WHAT TO DO:
Would you copy out the whole listing exactly as given?

(Dataset listings of figures)

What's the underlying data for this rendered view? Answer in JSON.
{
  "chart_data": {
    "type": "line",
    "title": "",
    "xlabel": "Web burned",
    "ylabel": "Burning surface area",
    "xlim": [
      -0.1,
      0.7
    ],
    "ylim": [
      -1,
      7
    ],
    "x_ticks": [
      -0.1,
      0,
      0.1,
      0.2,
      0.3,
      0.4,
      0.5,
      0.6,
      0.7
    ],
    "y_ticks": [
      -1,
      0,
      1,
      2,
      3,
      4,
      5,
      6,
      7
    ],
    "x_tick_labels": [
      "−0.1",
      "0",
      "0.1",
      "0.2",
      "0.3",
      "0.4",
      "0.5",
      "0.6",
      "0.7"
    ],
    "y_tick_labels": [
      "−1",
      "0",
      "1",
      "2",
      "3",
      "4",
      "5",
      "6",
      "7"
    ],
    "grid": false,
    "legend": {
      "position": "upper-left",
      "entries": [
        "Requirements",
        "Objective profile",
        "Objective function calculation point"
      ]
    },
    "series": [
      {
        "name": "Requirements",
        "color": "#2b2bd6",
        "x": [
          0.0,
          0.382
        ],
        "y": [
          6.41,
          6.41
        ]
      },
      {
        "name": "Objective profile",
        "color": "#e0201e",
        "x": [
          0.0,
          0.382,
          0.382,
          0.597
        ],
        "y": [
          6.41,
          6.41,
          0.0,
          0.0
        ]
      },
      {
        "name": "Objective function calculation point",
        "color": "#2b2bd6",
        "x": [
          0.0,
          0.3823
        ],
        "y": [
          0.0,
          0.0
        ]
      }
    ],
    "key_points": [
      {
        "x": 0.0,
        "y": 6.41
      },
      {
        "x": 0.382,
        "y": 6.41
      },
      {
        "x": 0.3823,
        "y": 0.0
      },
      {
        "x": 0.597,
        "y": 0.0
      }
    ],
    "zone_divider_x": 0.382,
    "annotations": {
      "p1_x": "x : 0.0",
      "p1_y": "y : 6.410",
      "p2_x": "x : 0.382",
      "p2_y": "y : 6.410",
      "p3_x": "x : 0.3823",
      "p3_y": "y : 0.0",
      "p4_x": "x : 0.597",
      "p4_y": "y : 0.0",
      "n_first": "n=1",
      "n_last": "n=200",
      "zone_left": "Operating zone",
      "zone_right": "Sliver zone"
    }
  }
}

ANSWER TO THIS TASK:
What's the underlying data for this rendered view? Answer in JSON.
{
  "chart_data": {
    "type": "line",
    "title": "",
    "xlabel": "Web burned",
    "ylabel": "Burning surface area",
    "xlim": [
      -0.1,
      0.7
    ],
    "ylim": [
      -1,
      7
    ],
    "x_ticks": [
      -0.1,
      0,
      0.1,
      0.2,
      0.3,
      0.4,
      0.5,
      0.6,
      0.7
    ],
    "y_ticks": [
      -1,
      0,
      1,
      2,
      3,
      4,
      5,
      6,
      7
    ],
    "x_tick_labels": [
      "−0.1",
      "0",
      "0.1",
      "0.2",
      "0.3",
      "0.4",
      "0.5",
      "0.6",
      "0.7"
    ],
    "y_tick_labels": [
      "−1",
      "0",
      "1",
      "2",
      "3",
      "4",
      "5",
      "6",
      "7"
    ],
    "grid": false,
    "legend": {
      "position": "upper-left",
      "entries": [
        "Requirements",
        "Objective profile",
        "Objective function calculation point"
      ]
    },
    "series": [
      {
        "name": "Requirements",
        "color": "#2b2bd6",
        "x": [
          0.0,
          0.382
        ],
        "y": [
          6.41,
          6.41
        ]
      },
      {
        "name": "Objective profile",
        "color": "#e0201e",
        "x": [
          0.0,
          0.382,
          0.382,
          0.597
        ],
        "y": [
          6.41,
          6.41,
          0.0,
          0.0
        ]
      },
      {
        "name": "Objective function calculation point",
        "color": "#2b2bd6",
        "x": [
          0.0,
          0.3823
        ],
        "y": [
          0.0,
          0.0
        ]
      }
    ],
    "key_points": [
      {
        "x": 0.0,
        "y": 6.41
      },
      {
        "x": 0.382,
        "y": 6.41
      },
      {
        "x": 0.3823,
        "y": 0.0
      },
      {
        "x": 0.597,
        "y": 0.0
      }
    ],
    "zone_divider_x": 0.382,
    "annotations": {
      "p1_x": "x : 0.0",
      "p1_y": "y : 6.410",
      "p2_x": "x : 0.382",
      "p2_y": "y : 6.410",
      "p3_x": "x : 0.3823",
      "p3_y": "y : 0.0",
      "p4_x": "x : 0.597",
      "p4_y": "y : 0.0",
      "n_first": "n=1",
      "n_last": "n=200",
      "zone_left": "Operating zone",
      "zone_right": "Sliver zone"
    }
  }
}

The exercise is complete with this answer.